Retype every entry exactly, character for character.

(Records)
----

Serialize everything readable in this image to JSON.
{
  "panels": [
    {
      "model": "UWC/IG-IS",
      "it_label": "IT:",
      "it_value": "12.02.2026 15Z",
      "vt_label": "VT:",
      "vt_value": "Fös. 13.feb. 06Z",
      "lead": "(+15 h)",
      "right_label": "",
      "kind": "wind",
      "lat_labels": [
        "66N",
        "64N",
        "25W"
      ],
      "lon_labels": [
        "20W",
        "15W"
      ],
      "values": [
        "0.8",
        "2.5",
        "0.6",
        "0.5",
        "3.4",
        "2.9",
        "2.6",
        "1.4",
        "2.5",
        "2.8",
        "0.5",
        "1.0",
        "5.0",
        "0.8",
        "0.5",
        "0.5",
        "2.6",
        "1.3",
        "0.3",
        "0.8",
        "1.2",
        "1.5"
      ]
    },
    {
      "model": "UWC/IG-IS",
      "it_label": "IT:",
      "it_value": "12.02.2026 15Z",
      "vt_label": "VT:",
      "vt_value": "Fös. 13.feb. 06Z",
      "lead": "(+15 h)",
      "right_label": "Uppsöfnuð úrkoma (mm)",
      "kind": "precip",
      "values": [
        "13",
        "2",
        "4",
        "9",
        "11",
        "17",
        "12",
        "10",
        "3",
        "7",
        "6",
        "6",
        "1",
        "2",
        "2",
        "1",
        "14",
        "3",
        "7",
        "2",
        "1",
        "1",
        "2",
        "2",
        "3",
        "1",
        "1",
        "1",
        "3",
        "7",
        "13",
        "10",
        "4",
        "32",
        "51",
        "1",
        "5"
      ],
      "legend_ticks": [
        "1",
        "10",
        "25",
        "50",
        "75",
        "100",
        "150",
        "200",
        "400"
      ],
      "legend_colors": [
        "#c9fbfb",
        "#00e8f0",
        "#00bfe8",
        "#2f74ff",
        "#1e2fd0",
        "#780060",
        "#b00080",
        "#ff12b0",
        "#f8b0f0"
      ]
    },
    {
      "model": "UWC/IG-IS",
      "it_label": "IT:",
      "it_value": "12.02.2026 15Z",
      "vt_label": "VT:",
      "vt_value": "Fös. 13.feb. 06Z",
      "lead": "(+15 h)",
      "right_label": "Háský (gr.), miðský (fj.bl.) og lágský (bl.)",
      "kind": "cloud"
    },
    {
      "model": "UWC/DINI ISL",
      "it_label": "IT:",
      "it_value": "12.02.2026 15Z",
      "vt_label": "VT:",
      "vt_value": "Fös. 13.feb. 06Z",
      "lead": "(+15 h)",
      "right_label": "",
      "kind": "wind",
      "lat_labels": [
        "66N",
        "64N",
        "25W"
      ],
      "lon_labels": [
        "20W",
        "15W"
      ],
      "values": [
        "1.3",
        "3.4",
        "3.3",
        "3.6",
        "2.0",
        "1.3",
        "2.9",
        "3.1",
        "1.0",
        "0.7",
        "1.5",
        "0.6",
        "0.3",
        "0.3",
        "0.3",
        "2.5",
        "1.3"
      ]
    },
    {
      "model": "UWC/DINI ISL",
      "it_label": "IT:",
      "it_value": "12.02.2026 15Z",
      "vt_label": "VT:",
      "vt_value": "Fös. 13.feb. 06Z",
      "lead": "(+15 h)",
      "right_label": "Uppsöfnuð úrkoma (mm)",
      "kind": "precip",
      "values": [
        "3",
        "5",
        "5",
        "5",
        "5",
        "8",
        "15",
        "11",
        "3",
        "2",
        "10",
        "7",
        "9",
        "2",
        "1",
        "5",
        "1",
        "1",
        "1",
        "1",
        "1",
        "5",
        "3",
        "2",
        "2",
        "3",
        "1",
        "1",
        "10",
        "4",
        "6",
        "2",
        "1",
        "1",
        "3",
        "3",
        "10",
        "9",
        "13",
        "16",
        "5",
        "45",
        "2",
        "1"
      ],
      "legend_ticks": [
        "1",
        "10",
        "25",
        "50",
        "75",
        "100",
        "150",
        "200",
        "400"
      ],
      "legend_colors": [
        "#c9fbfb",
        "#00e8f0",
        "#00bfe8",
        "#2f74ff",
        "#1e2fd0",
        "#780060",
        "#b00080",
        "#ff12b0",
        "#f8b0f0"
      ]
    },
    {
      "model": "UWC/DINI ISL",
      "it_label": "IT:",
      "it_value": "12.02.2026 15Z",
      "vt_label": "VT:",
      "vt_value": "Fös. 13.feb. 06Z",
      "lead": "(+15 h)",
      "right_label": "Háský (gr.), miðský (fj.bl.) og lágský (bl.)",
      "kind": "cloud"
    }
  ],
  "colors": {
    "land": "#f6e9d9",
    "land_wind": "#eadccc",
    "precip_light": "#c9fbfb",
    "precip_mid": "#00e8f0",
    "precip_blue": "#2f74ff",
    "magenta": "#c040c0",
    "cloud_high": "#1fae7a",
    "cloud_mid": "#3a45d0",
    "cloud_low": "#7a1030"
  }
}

----

▶ _FINAL RESULT_:
Serialize everything readable in this image to JSON.
{
  "panels": [
    {
      "model": "UWC/IG-IS",
      "it_label": "IT:",
      "it_value": "12.02.2026 15Z",
      "vt_label": "VT:",
      "vt_value": "Fös. 13.feb. 06Z",
      "lead": "(+15 h)",
      "right_label": "",
      "kind": "wind",
      "lat_labels": [
        "66N",
        "64N",
        "25W"
      ],
      "lon_labels": [
        "20W",
        "15W"
      ],
      "values": [
        "0.8",
        "2.5",
        "0.6",
        "0.5",
        "3.4",
        "2.9",
        "2.6",
        "1.4",
        "2.5",
        "2.8",
        "0.5",
        "1.0",
        "5.0",
        "0.8",
        "0.5",
        "0.5",
        "2.6",
        "1.3",
        "0.3",
        "0.8",
        "1.2",
        "1.5"
      ]
    },
    {
      "model": "UWC/IG-IS",
      "it_label": "IT:",
      "it_value": "12.02.2026 15Z",
      "vt_label": "VT:",
      "vt_value": "Fös. 13.feb. 06Z",
      "lead": "(+15 h)",
      "right_label": "Uppsöfnuð úrkoma (mm)",
      "kind": "precip",
      "values": [
        "13",
        "2",
        "4",
        "9",
        "11",
        "17",
        "12",
        "10",
        "3",
        "7",
        "6",
        "6",
        "1",
        "2",
        "2",
        "1",
        "14",
        "3",
        "7",
        "2",
        "1",
        "1",
        "2",
        "2",
        "3",
        "1",
        "1",
        "1",
        "3",
        "7",
        "13",
        "10",
        "4",
        "32",
        "51",
        "1",
        "5"
      ],
      "legend_ticks": [
        "1",
        "10",
        "25",
        "50",
        "75",
        "100",
        "150",
        "200",
        "400"
      ],
      "legend_colors": [
        "#c9fbfb",
        "#00e8f0",
        "#00bfe8",
        "#2f74ff",
        "#1e2fd0",
        "#780060",
        "#b00080",
        "#ff12b0",
        "#f8b0f0"
      ]
    },
    {
      "model": "UWC/IG-IS",
      "it_label": "IT:",
      "it_value": "12.02.2026 15Z",
      "vt_label": "VT:",
      "vt_value": "Fös. 13.feb. 06Z",
      "lead": "(+15 h)",
      "right_label": "Háský (gr.), miðský (fj.bl.) og lágský (bl.)",
      "kind": "cloud"
    },
    {
      "model": "UWC/DINI ISL",
      "it_label": "IT:",
      "it_value": "12.02.2026 15Z",
      "vt_label": "VT:",
      "vt_value": "Fös. 13.feb. 06Z",
      "lead": "(+15 h)",
      "right_label": "",
      "kind": "wind",
      "lat_labels": [
        "66N",
        "64N",
        "25W"
      ],
      "lon_labels": [
        "20W",
        "15W"
      ],
      "values": [
        "1.3",
        "3.4",
        "3.3",
        "3.6",
        "2.0",
        "1.3",
        "2.9",
        "3.1",
        "1.0",
        "0.7",
        "1.5",
        "0.6",
        "0.3",
        "0.3",
        "0.3",
        "2.5",
        "1.3"
      ]
    },
    {
      "model": "UWC/DINI ISL",
      "it_label": "IT:",
      "it_value": "12.02.2026 15Z",
      "vt_label": "VT:",
      "vt_value": "Fös. 13.feb. 06Z",
      "lead": "(+15 h)",
      "right_label": "Uppsöfnuð úrkoma (mm)",
      "kind": "precip",
      "values": [
        "3",
        "5",
        "5",
        "5",
        "5",
        "8",
        "15",
        "11",
        "3",
        "2",
        "10",
        "7",
        "9",
        "2",
        "1",
        "5",
        "1",
        "1",
        "1",
        "1",
        "1",
        "5",
        "3",
        "2",
        "2",
        "3",
        "1",
        "1",
        "10",
        "4",
        "6",
        "2",
        "1",
        "1",
        "3",
        "3",
        "10",
        "9",
        "13",
        "16",
        "5",
        "45",
        "2",
        "1"
      ],
      "legend_ticks": [
        "1",
        "10",
        "25",
        "50",
        "75",
        "100",
        "150",
        "200",
        "400"
      ],
      "legend_colors": [
        "#c9fbfb",
        "#00e8f0",
        "#00bfe8",
        "#2f74ff",
        "#1e2fd0",
        "#780060",
        "#b00080",
        "#ff12b0",
        "#f8b0f0"
      ]
    },
    {
      "model": "UWC/DINI ISL",
      "it_label": "IT:",
      "it_value": "12.02.2026 15Z",
      "vt_label": "VT:",
      "vt_value": "Fös. 13.feb. 06Z",
      "lead": "(+15 h)",
      "right_label": "Háský (gr.), miðský (fj.bl.) og lágský (bl.)",
      "kind": "cloud"
    }
  ],
  "colors": {
    "land": "#f6e9d9",
    "land_wind": "#eadccc",
    "precip_light": "#c9fbfb",
    "precip_mid": "#00e8f0",
    "precip_blue": "#2f74ff",
    "magenta": "#c040c0",
    "cloud_high": "#1fae7a",
    "cloud_mid": "#3a45d0",
    "cloud_low": "#7a1030"
  }
}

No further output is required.